__Instruction__:
Return each line of the entries below verbatim, leaving out the pictures.

───── Given data ─────

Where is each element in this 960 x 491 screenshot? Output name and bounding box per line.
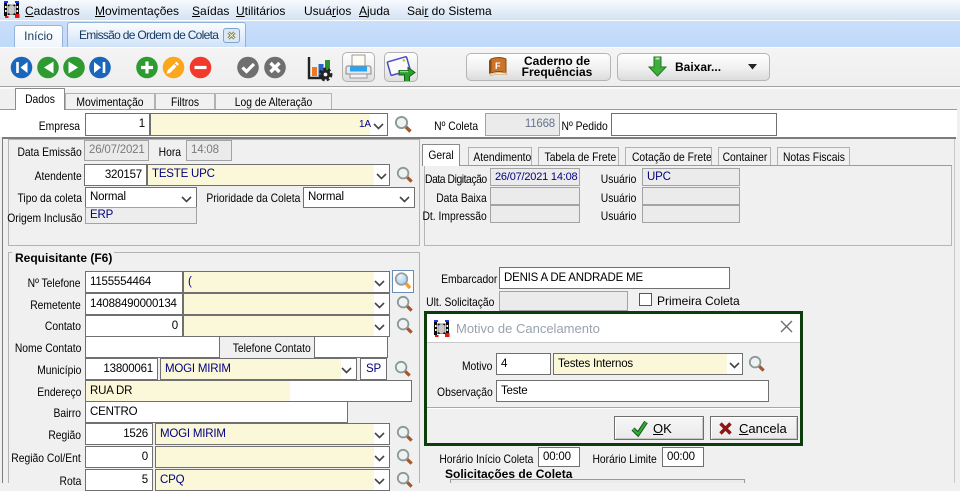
svg-text:F: F (495, 61, 501, 71)
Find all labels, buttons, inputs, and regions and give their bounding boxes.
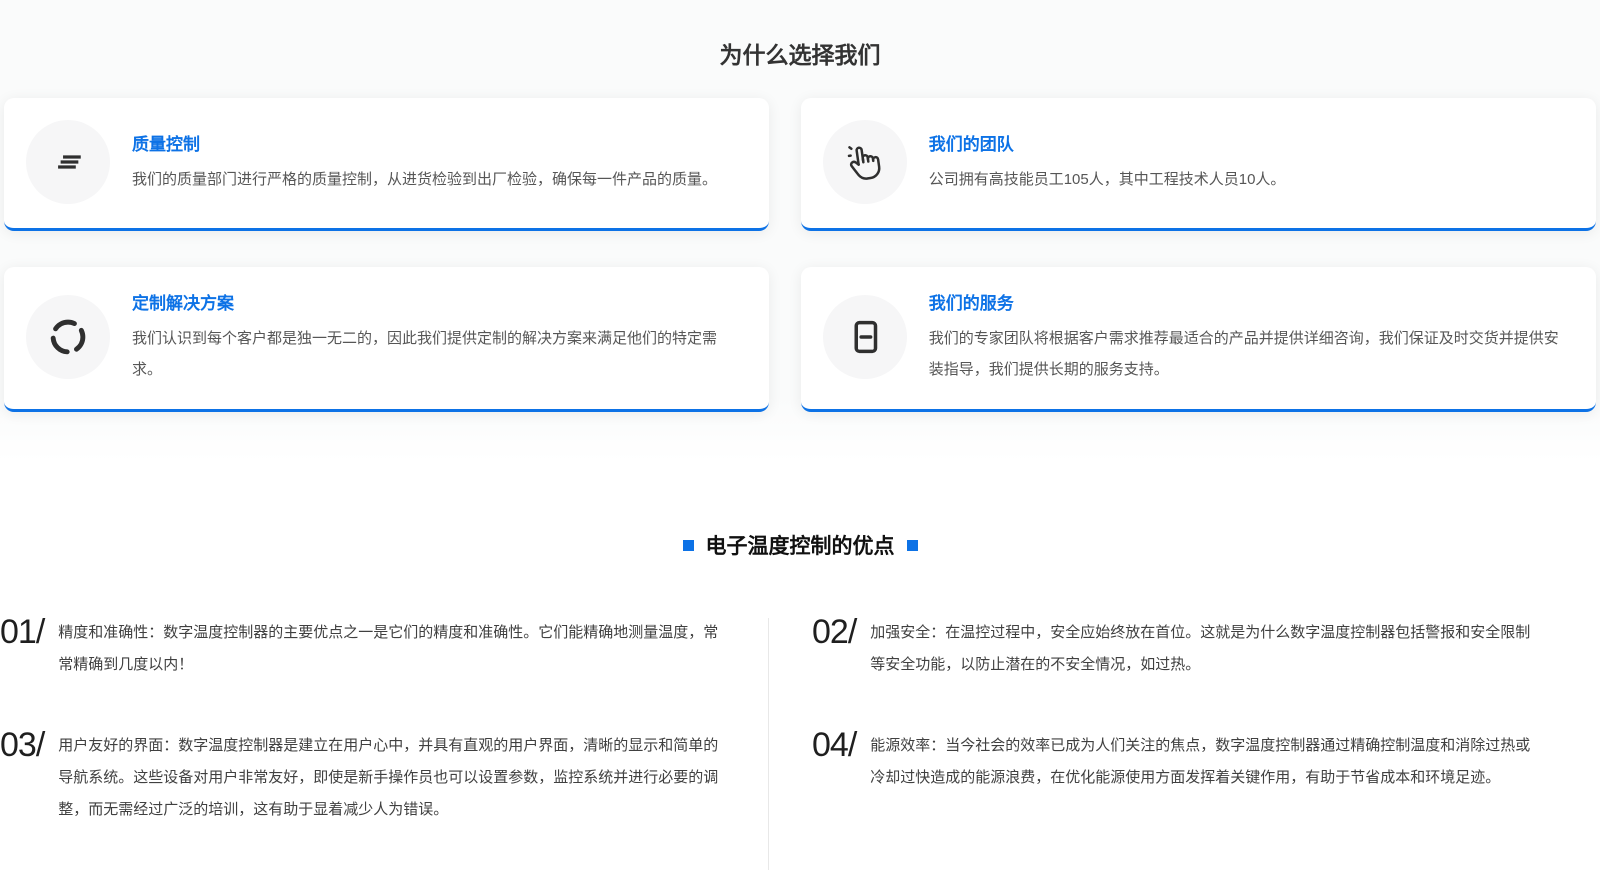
segmented-circle-icon [26,295,110,379]
advantage-number: 04/ [812,727,856,763]
advantages-section: 电子温度控制的优点 01/ 精度和准确性：数字温度控制器的主要优点之一是它们的精… [0,462,1600,870]
advantage-item-4: 04/ 能源效率：当今社会的效率已成为人们关注的焦点，数字温度控制器通过精确控制… [812,727,1536,826]
why-section-title: 为什么选择我们 [4,36,1596,70]
feature-card-custom-solutions[interactable]: 定制解决方案 我们认识到每个客户都是独一无二的，因此我们提供定制的解决方案来满足… [4,267,769,412]
card-desc: 我们认识到每个客户都是独一无二的，因此我们提供定制的解决方案来满足他们的特定需求… [132,323,743,385]
advantages-title-text: 电子温度控制的优点 [706,530,895,560]
advantage-text: 加强安全：在温控过程中，安全应始终放在首位。这就是为什么数字温度控制器包括警报和… [870,614,1536,681]
title-square-left-icon [683,540,694,551]
advantage-number: 01/ [0,614,44,650]
feature-card-quality-control[interactable]: 质量控制 我们的质量部门进行严格的质量控制，从进货检验到出厂检验，确保每一件产品… [4,98,769,231]
card-desc: 我们的专家团队将根据客户需求推荐最适合的产品并提供详细咨询，我们保证及时交货并提… [929,323,1570,385]
card-title: 质量控制 [132,130,717,155]
card-title: 我们的团队 [929,130,1286,155]
advantage-item-2: 02/ 加强安全：在温控过程中，安全应始终放在首位。这就是为什么数字温度控制器包… [812,614,1536,681]
advantage-text: 用户友好的界面：数字温度控制器是建立在用户心中，并具有直观的用户界面，清晰的显示… [58,727,724,826]
advantages-title: 电子温度控制的优点 [0,530,1600,560]
card-title: 我们的服务 [929,289,1570,314]
staggered-lines-icon [26,120,110,204]
feature-card-our-team[interactable]: 我们的团队 公司拥有高技能员工105人，其中工程技术人员10人。 [801,98,1596,231]
feature-cards-grid: 质量控制 我们的质量部门进行严格的质量控制，从进货检验到出厂检验，确保每一件产品… [4,98,1596,412]
device-minus-icon [823,295,907,379]
advantage-item-1: 01/ 精度和准确性：数字温度控制器的主要优点之一是它们的精度和准确性。它们能精… [0,614,724,681]
advantage-item-3: 03/ 用户友好的界面：数字温度控制器是建立在用户心中，并具有直观的用户界面，清… [0,727,724,826]
advantage-number: 03/ [0,727,44,763]
advantage-number: 02/ [812,614,856,650]
why-choose-us-section: 为什么选择我们 质量控制 我们的质量部门进行严格的质量控制，从进货检验到出厂检验… [0,0,1600,462]
hand-click-icon [823,120,907,204]
card-desc: 我们的质量部门进行严格的质量控制，从进货检验到出厂检验，确保每一件产品的质量。 [132,164,717,195]
advantage-text: 能源效率：当今社会的效率已成为人们关注的焦点，数字温度控制器通过精确控制温度和消… [870,727,1536,794]
feature-card-our-services[interactable]: 我们的服务 我们的专家团队将根据客户需求推荐最适合的产品并提供详细咨询，我们保证… [801,267,1596,412]
title-square-right-icon [907,540,918,551]
card-title: 定制解决方案 [132,289,743,314]
advantage-text: 精度和准确性：数字温度控制器的主要优点之一是它们的精度和准确性。它们能精确地测量… [58,614,724,681]
card-desc: 公司拥有高技能员工105人，其中工程技术人员10人。 [929,164,1286,195]
advantages-grid: 01/ 精度和准确性：数字温度控制器的主要优点之一是它们的精度和准确性。它们能精… [0,614,1600,870]
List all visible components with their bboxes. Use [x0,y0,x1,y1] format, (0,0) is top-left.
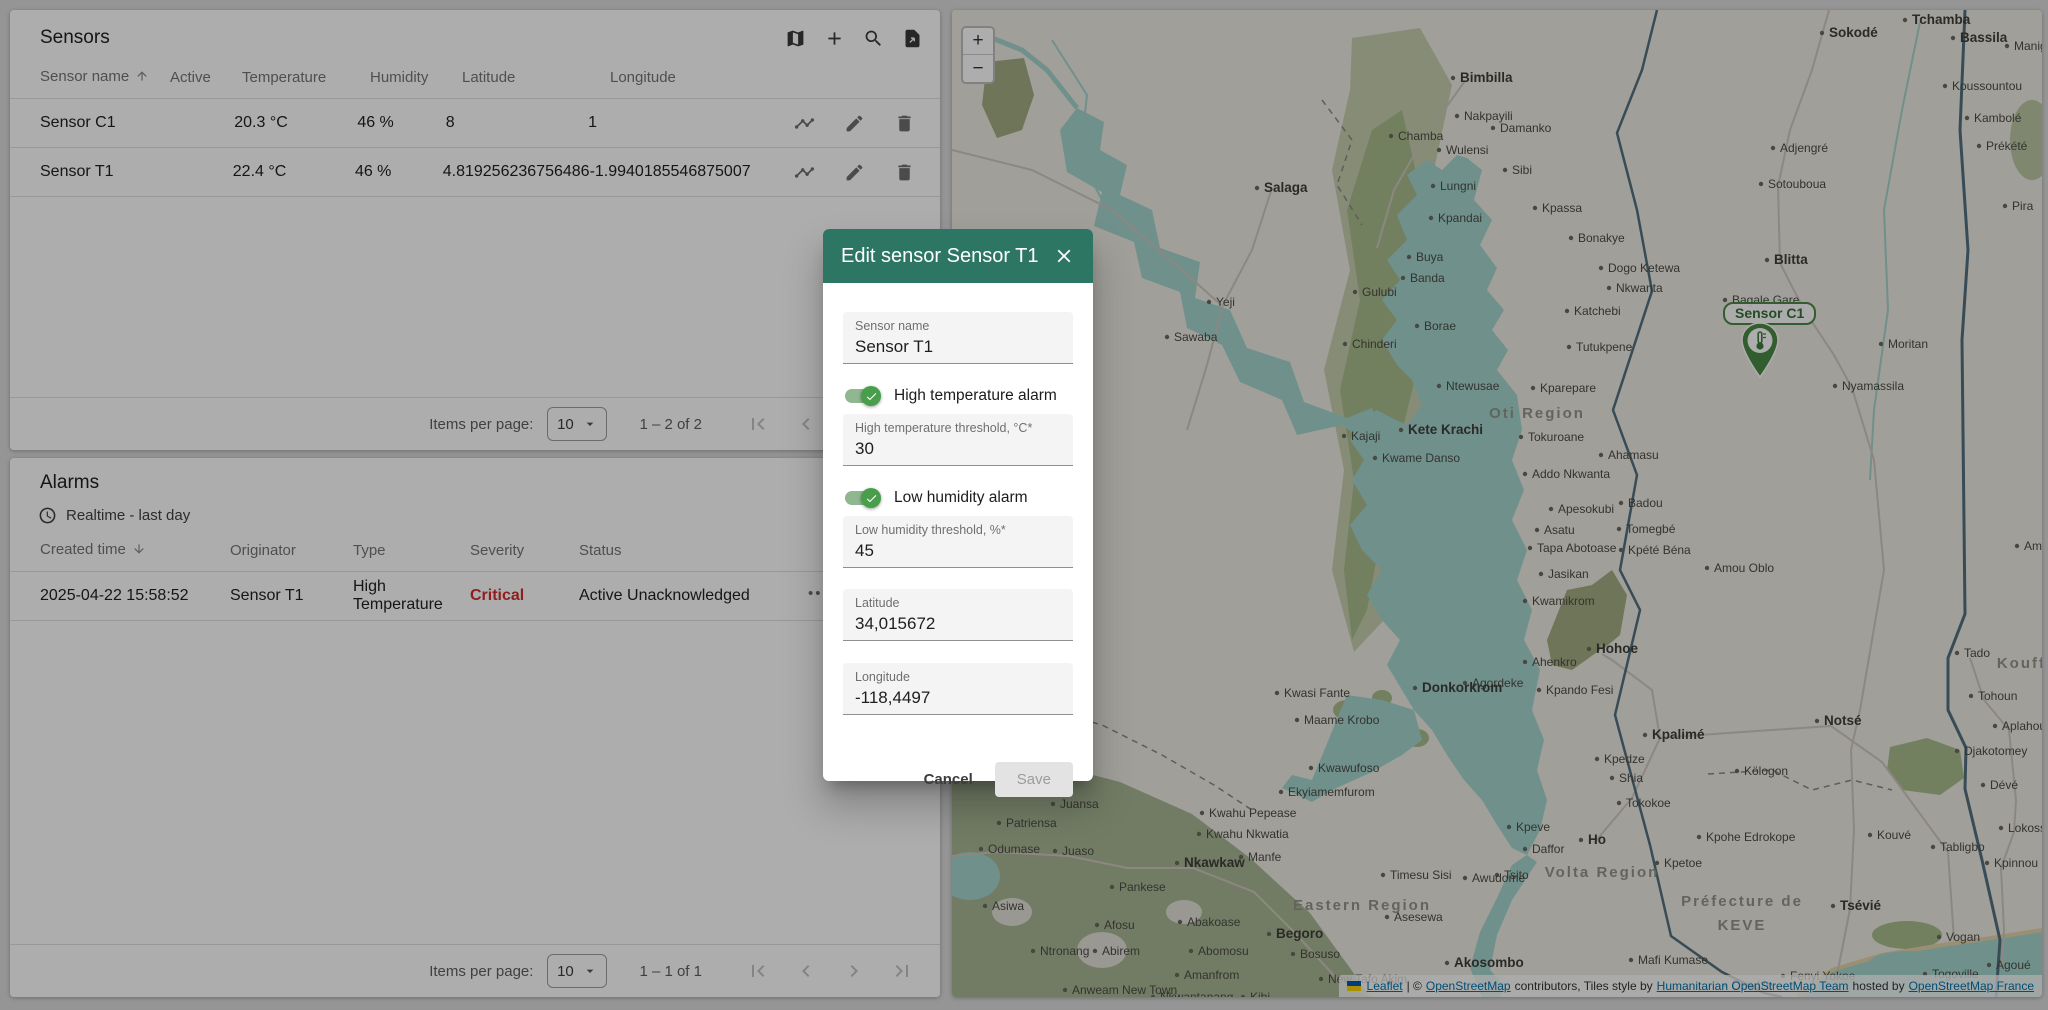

─────

__Exercise response__:
Where is each element in this 960 x 491 screenshot? Output name and bounding box per line.
svg-text:F: F (495, 61, 501, 71)
Find all labels, buttons, inputs, and regions and give their bounding boxes.
segmented-circle-icon [26,295,110,379]
advantage-number: 04/ [812,727,856,763]
advantages-section: 电子温度控制的优点 01/ 精度和准确性：数字温度控制器的主要优点之一是它们的精… [0,462,1600,870]
advantage-item-4: 04/ 能源效率：当今社会的效率已成为人们关注的焦点，数字温度控制器通过精确控制… [812,727,1536,826]
why-section-title: 为什么选择我们 [4,36,1596,70]
feature-card-custom-solutions[interactable]: 定制解决方案 我们认识到每个客户都是独一无二的，因此我们提供定制的解决方案来满足… [4,267,769,412]
card-desc: 我们认识到每个客户都是独一无二的，因此我们提供定制的解决方案来满足他们的特定需求… [132,323,743,385]
advantages-title-text: 电子温度控制的优点 [706,530,895,560]
advantage-text: 加强安全：在温控过程中，安全应始终放在首位。这就是为什么数字温度控制器包括警报和… [870,614,1536,681]
title-square-left-icon [683,540,694,551]
advantage-number: 01/ [0,614,44,650]
feature-card-quality-control[interactable]: 质量控制 我们的质量部门进行严格的质量控制，从进货检验到出厂检验，确保每一件产品… [4,98,769,231]
card-desc: 我们的专家团队将根据客户需求推荐最适合的产品并提供详细咨询，我们保证及时交货并提… [929,323,1570,385]
card-title: 质量控制 [132,130,717,155]
card-title: 我们的团队 [929,130,1286,155]
advantage-item-2: 02/ 加强安全：在温控过程中，安全应始终放在首位。这就是为什么数字温度控制器包… [812,614,1536,681]
advantage-text: 用户友好的界面：数字温度控制器是建立在用户心中，并具有直观的用户界面，清晰的显示… [58,727,724,826]
advantages-title: 电子温度控制的优点 [0,530,1600,560]
card-title: 我们的服务 [929,289,1570,314]
staggered-lines-icon [26,120,110,204]
feature-card-our-team[interactable]: 我们的团队 公司拥有高技能员工105人，其中工程技术人员10人。 [801,98,1596,231]
feature-cards-grid: 质量控制 我们的质量部门进行严格的质量控制，从进货检验到出厂检验，确保每一件产品… [4,98,1596,412]
device-minus-icon [823,295,907,379]
advantage-item-1: 01/ 精度和准确性：数字温度控制器的主要优点之一是它们的精度和准确性。它们能精… [0,614,724,681]
advantage-item-3: 03/ 用户友好的界面：数字温度控制器是建立在用户心中，并具有直观的用户界面，清… [0,727,724,826]
advantage-number: 03/ [0,727,44,763]
advantage-number: 02/ [812,614,856,650]
why-choose-us-section: 为什么选择我们 质量控制 我们的质量部门进行严格的质量控制，从进货检验到出厂检验… [0,0,1600,462]
hand-click-icon [823,120,907,204]
card-desc: 我们的质量部门进行严格的质量控制，从进货检验到出厂检验，确保每一件产品的质量。 [132,164,717,195]
advantage-text: 能源效率：当今社会的效率已成为人们关注的焦点，数字温度控制器通过精确控制温度和消… [870,727,1536,794]
feature-card-our-services[interactable]: 我们的服务 我们的专家团队将根据客户需求推荐最适合的产品并提供详细咨询，我们保证… [801,267,1596,412]
title-square-right-icon [907,540,918,551]
card-title: 定制解决方案 [132,289,743,314]
advantage-text: 精度和准确性：数字温度控制器的主要优点之一是它们的精度和准确性。它们能精确地测量… [58,614,724,681]
card-desc: 公司拥有高技能员工105人，其中工程技术人员10人。 [929,164,1286,195]
advantages-grid: 01/ 精度和准确性：数字温度控制器的主要优点之一是它们的精度和准确性。它们能精… [0,614,1600,870]
List all visible components with their bboxes. Use [x0,y0,x1,y1] format, (0,0) is top-left.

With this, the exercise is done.